**SET TASK**
Extract every line from the records below that contains the word "IdeaPlace".

**DATA SECTION**

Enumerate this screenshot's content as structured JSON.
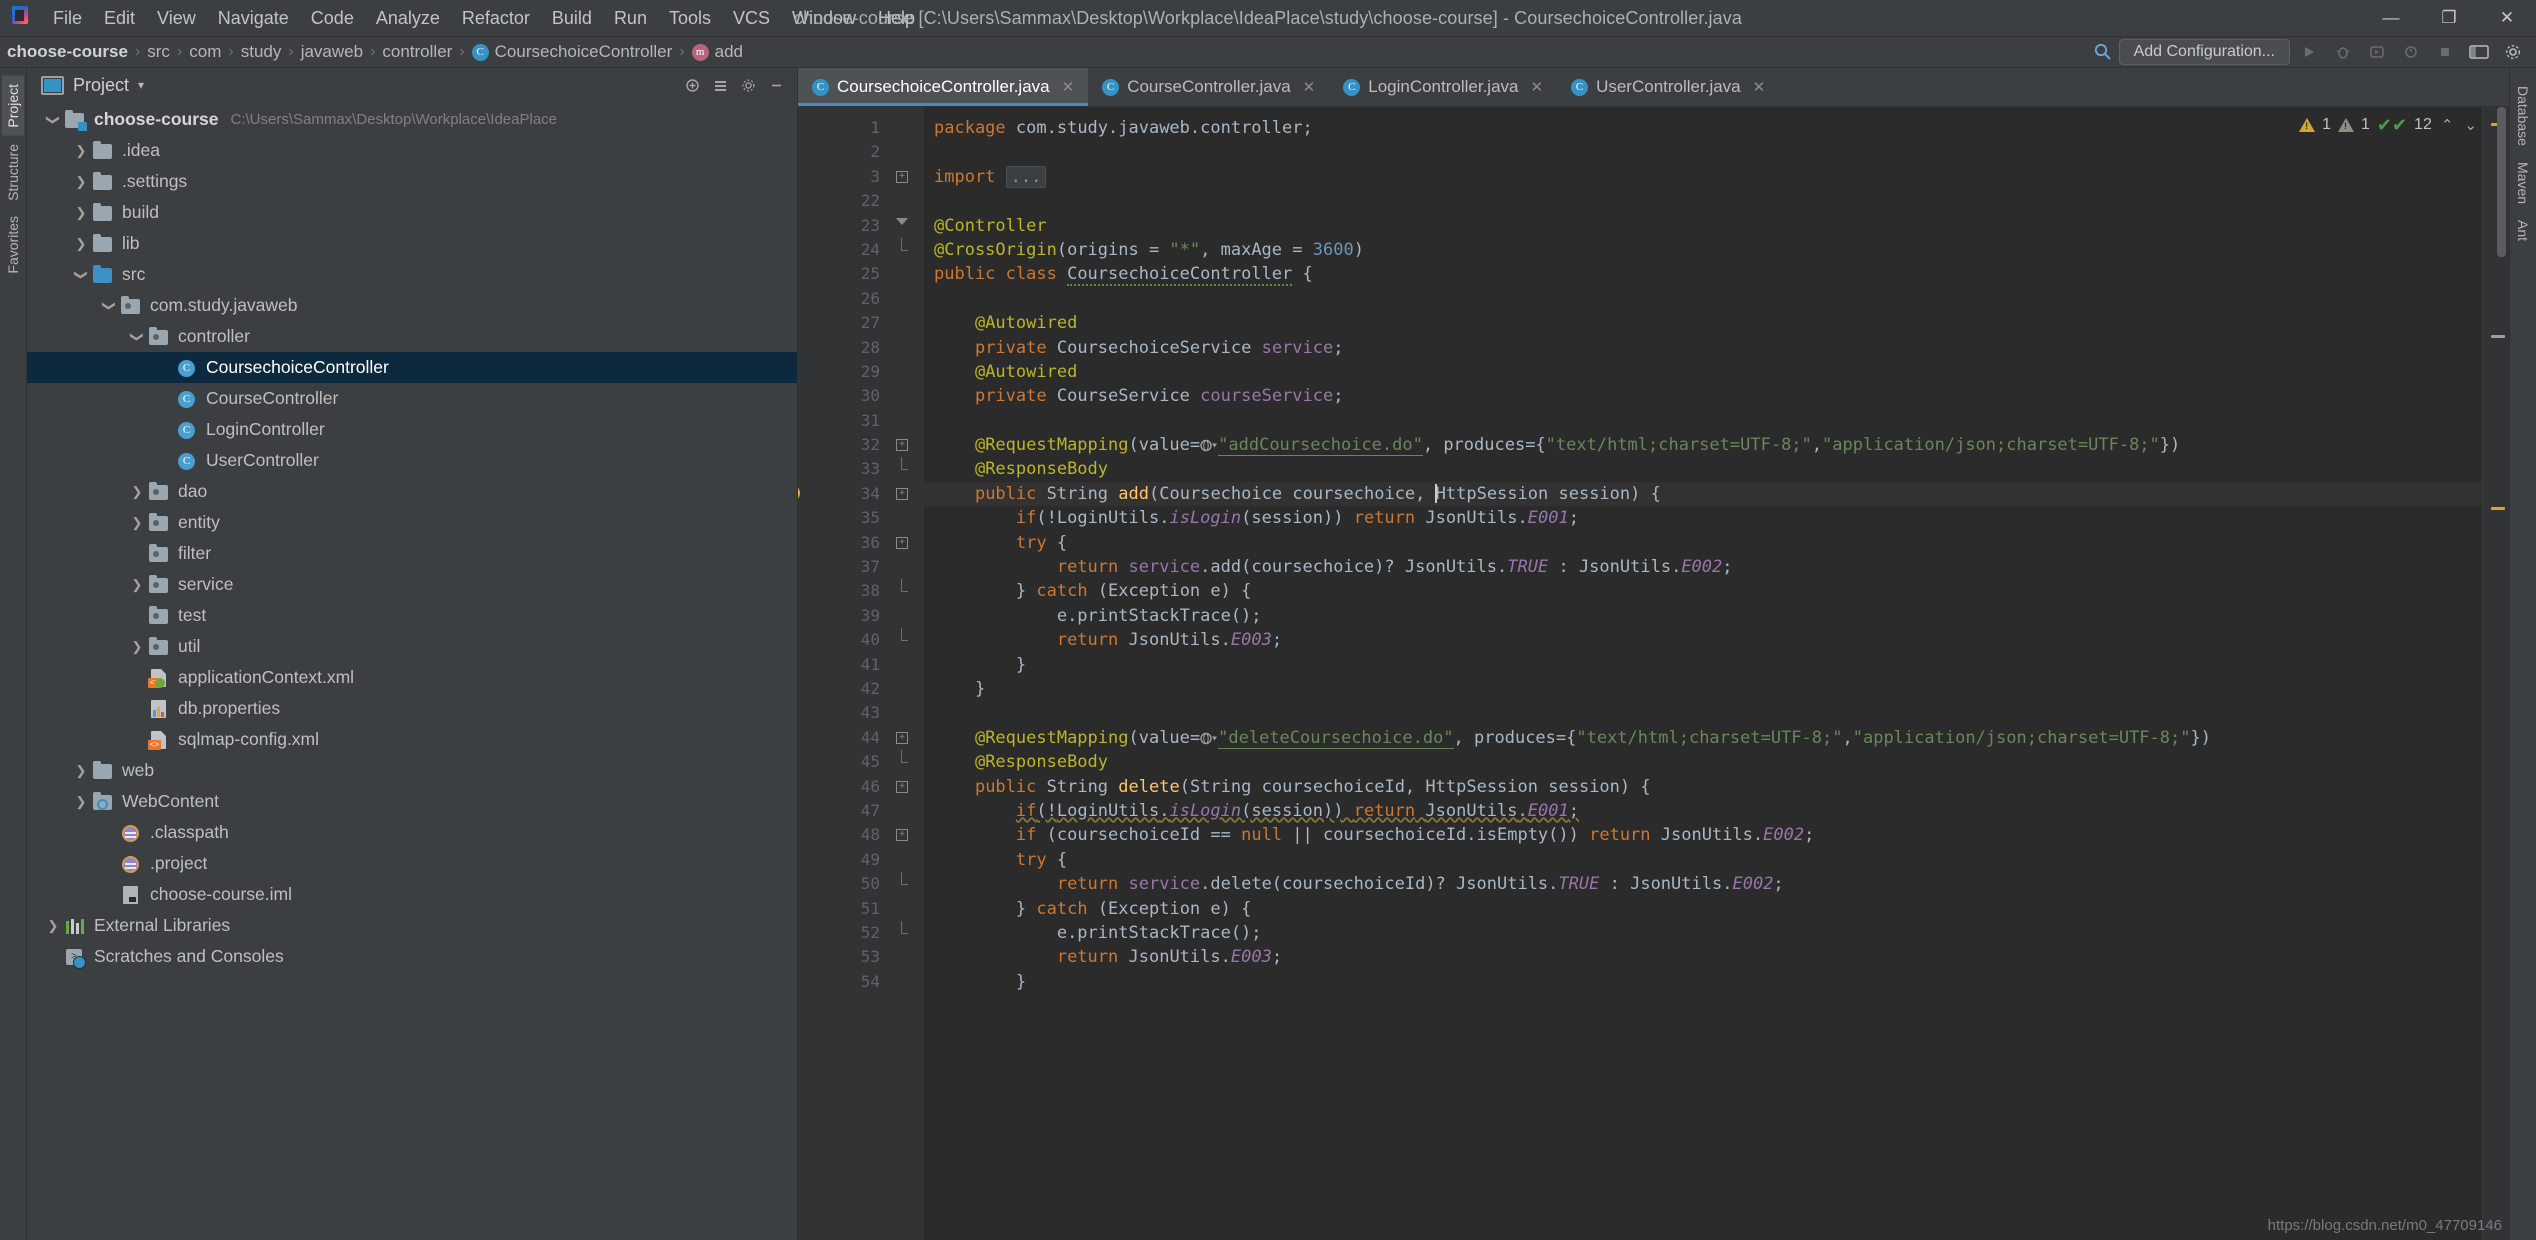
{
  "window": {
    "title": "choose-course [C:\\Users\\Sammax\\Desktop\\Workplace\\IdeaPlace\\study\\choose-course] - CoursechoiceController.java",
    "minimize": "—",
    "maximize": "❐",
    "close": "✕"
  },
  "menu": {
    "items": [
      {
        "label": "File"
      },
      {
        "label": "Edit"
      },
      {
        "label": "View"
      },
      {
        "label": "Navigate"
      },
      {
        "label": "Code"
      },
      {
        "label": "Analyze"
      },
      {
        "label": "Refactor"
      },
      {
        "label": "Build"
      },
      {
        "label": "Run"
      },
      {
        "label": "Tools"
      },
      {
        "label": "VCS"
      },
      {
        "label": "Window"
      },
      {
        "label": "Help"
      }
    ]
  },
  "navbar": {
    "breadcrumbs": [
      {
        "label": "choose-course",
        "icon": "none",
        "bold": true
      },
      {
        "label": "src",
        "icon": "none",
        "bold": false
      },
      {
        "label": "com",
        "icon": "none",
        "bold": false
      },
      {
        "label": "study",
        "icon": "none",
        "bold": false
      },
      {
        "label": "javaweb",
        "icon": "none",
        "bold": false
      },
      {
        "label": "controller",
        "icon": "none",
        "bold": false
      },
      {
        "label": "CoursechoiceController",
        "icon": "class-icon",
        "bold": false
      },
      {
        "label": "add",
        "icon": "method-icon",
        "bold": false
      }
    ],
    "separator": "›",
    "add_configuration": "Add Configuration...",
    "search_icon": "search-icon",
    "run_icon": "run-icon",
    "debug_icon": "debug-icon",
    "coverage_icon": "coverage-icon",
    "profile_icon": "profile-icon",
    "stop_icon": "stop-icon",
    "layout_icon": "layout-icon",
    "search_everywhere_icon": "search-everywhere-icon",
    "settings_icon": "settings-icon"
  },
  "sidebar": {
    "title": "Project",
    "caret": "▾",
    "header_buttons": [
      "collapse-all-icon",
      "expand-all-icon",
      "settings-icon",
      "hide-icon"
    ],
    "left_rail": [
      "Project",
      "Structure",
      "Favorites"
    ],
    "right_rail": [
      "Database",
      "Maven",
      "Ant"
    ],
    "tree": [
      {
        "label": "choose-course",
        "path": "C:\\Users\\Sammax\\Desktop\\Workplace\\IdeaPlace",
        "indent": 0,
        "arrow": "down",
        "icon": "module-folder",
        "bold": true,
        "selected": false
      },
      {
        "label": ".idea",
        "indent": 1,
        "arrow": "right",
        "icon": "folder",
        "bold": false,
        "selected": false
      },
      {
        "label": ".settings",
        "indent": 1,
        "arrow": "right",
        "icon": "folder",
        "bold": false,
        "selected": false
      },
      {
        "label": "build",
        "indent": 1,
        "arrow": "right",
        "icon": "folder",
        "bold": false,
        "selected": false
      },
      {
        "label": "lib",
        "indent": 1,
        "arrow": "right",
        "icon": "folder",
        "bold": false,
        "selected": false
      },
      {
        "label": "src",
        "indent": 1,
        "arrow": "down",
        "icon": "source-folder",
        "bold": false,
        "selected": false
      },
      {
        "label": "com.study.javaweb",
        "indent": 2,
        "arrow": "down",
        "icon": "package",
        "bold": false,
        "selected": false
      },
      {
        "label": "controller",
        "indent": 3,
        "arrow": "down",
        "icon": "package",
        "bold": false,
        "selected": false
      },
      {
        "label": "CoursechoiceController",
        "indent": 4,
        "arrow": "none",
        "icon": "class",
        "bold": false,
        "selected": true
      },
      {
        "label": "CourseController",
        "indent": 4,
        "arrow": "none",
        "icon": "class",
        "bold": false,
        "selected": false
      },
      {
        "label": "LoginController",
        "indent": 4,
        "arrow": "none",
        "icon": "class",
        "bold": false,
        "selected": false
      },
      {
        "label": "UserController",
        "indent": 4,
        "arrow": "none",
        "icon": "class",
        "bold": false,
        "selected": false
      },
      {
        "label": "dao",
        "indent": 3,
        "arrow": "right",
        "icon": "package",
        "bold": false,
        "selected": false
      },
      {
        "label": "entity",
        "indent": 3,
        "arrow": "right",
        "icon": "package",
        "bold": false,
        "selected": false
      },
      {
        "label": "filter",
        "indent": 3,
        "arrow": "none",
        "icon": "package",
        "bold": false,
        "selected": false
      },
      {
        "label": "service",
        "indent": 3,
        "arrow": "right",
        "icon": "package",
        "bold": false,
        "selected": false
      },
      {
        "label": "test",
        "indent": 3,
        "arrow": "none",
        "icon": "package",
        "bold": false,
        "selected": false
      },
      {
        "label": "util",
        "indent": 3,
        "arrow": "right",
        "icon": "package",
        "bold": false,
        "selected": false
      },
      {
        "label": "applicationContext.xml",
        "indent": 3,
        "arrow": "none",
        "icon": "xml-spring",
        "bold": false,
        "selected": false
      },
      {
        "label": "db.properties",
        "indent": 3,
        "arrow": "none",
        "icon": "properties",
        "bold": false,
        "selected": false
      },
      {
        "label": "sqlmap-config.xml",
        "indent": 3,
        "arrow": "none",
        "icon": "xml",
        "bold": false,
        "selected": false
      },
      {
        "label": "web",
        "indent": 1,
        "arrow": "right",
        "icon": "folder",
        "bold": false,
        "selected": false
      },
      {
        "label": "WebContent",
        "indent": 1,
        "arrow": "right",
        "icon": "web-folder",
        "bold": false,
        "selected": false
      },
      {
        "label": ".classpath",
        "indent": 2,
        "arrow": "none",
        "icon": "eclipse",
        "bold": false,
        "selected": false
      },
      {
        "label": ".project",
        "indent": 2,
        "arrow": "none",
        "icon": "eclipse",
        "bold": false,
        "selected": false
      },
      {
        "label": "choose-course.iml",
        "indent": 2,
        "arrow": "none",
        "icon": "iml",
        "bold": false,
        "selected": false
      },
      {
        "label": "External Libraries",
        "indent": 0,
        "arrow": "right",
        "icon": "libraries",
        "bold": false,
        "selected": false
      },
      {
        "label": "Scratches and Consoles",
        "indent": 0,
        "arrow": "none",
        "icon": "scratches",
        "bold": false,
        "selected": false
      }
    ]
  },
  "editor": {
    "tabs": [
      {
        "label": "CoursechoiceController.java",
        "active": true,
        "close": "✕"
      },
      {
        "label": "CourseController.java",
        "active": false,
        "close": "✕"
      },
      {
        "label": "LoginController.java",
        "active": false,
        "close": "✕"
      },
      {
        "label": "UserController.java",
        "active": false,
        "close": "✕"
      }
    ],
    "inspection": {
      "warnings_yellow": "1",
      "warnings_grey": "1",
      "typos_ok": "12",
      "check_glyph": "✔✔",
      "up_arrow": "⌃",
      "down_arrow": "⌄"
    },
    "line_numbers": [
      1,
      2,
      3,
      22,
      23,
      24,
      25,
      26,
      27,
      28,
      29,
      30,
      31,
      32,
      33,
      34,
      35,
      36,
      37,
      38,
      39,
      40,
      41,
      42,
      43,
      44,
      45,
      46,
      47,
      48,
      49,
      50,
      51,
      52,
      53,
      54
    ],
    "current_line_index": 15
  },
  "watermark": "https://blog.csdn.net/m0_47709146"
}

==

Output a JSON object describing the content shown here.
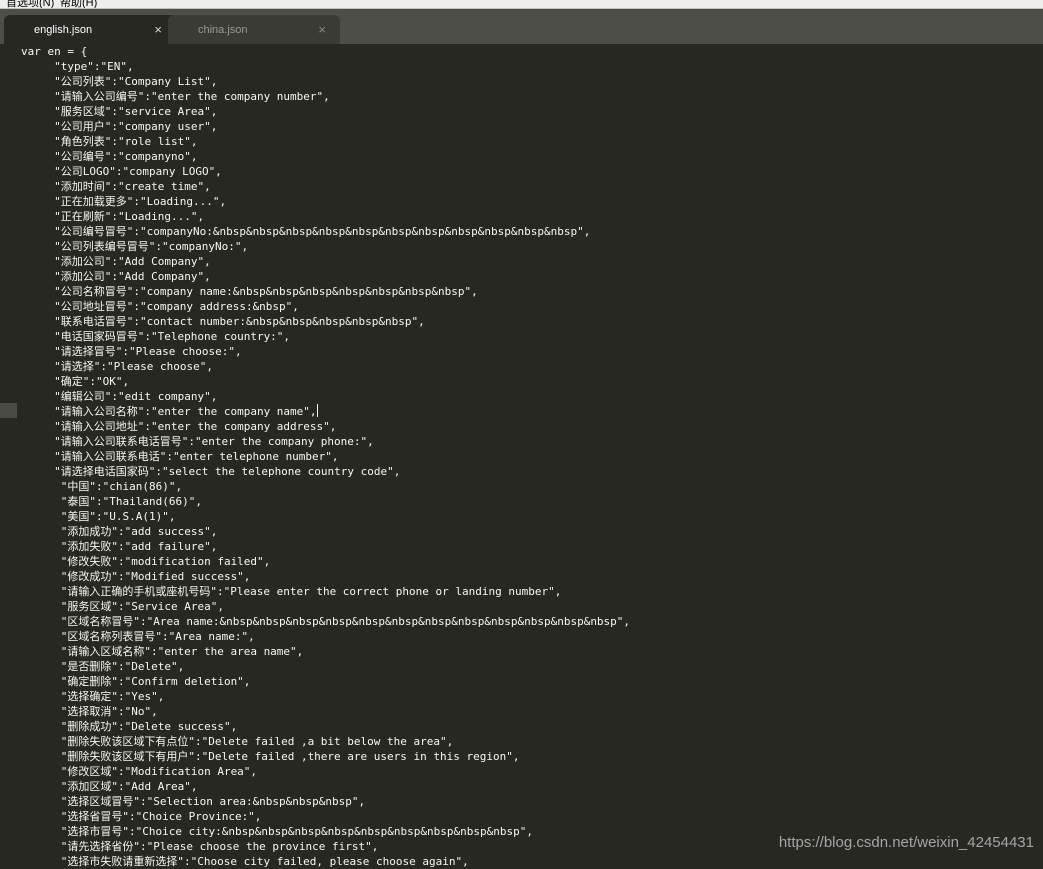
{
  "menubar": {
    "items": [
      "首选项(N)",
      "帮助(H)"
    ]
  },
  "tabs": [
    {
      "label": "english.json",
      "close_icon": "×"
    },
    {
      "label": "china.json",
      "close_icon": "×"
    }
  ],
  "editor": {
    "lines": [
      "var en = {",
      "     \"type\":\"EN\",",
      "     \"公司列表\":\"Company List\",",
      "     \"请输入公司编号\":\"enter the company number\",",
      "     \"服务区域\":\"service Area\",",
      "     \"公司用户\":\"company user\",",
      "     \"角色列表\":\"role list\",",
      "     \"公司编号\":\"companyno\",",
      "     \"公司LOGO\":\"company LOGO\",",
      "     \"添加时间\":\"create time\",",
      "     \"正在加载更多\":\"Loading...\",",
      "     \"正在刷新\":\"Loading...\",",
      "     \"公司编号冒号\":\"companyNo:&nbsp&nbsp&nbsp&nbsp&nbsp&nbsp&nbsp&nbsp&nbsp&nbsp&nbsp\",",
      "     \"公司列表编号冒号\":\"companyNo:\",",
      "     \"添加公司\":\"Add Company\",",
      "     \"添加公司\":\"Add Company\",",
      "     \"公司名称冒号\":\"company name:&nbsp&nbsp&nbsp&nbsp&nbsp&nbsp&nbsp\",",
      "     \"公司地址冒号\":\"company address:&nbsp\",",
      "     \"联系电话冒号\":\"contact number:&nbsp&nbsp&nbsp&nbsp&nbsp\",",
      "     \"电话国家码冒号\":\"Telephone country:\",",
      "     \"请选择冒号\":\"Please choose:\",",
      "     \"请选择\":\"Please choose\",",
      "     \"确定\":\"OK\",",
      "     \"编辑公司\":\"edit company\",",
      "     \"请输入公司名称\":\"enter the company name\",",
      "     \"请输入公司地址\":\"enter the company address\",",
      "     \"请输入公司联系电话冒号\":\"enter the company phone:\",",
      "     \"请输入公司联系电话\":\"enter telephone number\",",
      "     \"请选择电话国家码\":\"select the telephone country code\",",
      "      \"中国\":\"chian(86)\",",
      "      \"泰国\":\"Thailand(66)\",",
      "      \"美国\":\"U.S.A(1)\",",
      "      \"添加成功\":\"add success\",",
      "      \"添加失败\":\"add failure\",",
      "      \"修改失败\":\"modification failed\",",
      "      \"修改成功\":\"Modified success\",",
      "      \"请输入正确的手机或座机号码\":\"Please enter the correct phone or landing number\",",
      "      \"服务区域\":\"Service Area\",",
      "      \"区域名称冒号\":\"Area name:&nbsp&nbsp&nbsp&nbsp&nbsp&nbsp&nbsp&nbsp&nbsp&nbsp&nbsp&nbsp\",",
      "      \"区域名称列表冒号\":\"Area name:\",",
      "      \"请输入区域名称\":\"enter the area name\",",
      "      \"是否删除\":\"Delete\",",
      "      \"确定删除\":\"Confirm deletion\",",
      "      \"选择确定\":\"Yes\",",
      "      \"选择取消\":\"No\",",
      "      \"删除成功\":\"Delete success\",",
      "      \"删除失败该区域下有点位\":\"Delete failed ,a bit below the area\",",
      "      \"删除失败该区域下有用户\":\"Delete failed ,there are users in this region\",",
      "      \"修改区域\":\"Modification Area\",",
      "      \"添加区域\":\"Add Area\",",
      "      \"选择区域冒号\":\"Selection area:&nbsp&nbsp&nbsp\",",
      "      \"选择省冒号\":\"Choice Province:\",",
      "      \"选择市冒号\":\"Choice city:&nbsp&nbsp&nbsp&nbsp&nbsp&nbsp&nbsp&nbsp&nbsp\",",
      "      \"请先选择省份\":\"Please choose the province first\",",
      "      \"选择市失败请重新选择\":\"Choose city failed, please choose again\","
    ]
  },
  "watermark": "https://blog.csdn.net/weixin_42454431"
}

--

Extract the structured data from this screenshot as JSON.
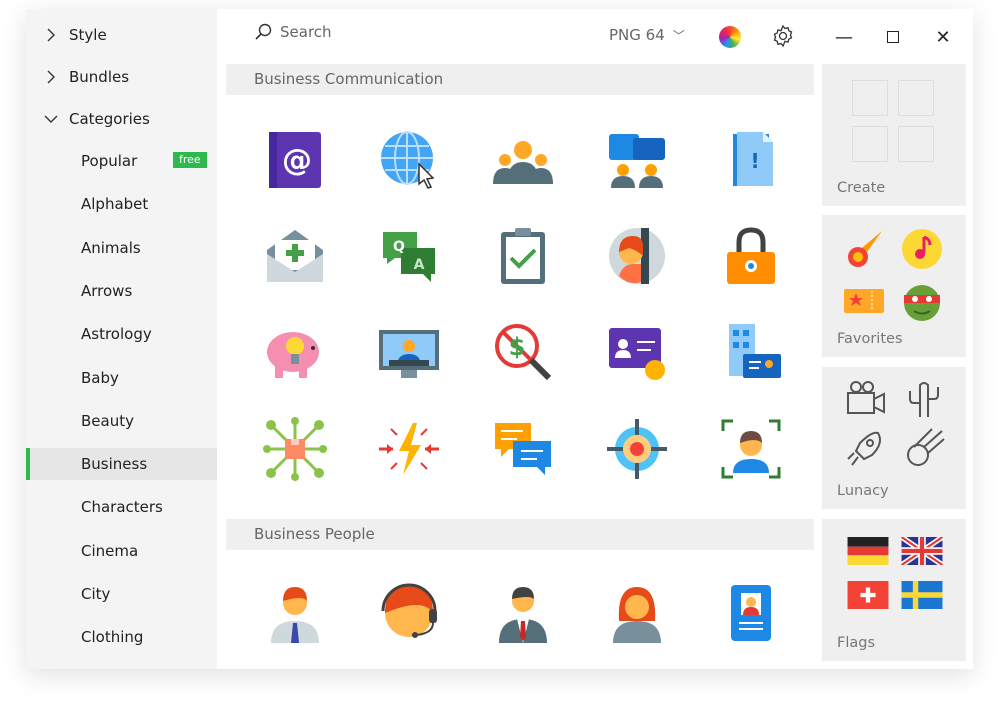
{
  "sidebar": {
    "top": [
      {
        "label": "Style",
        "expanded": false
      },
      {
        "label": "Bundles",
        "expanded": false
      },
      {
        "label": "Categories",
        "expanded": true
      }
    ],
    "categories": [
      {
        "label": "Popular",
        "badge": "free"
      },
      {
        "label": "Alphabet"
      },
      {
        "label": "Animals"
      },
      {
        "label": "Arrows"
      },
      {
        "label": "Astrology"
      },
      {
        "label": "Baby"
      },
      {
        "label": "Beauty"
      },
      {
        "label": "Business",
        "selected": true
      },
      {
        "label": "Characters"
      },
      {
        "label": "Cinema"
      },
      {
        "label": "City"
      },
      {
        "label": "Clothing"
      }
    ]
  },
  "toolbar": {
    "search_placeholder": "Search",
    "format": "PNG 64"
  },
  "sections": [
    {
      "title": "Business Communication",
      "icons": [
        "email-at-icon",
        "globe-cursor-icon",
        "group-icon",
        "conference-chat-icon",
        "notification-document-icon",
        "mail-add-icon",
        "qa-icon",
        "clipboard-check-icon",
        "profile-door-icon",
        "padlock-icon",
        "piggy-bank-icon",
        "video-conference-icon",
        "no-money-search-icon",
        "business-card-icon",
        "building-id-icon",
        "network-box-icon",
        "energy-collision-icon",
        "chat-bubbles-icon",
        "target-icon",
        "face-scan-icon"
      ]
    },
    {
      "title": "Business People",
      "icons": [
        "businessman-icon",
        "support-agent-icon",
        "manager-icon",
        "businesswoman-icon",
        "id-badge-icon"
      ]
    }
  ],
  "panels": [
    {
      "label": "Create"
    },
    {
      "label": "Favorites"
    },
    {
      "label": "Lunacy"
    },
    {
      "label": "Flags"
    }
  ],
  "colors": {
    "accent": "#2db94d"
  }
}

**EXERCISE RESULT**
    "title": "choose-course [C:\\Users\\Sammax\\Desktop\\Workplace\\IdeaPlace\\study\\choose-course] - CoursechoiceController.java",
        "path": "C:\\Users\\Sammax\\Desktop\\Workplace\\IdeaPlace",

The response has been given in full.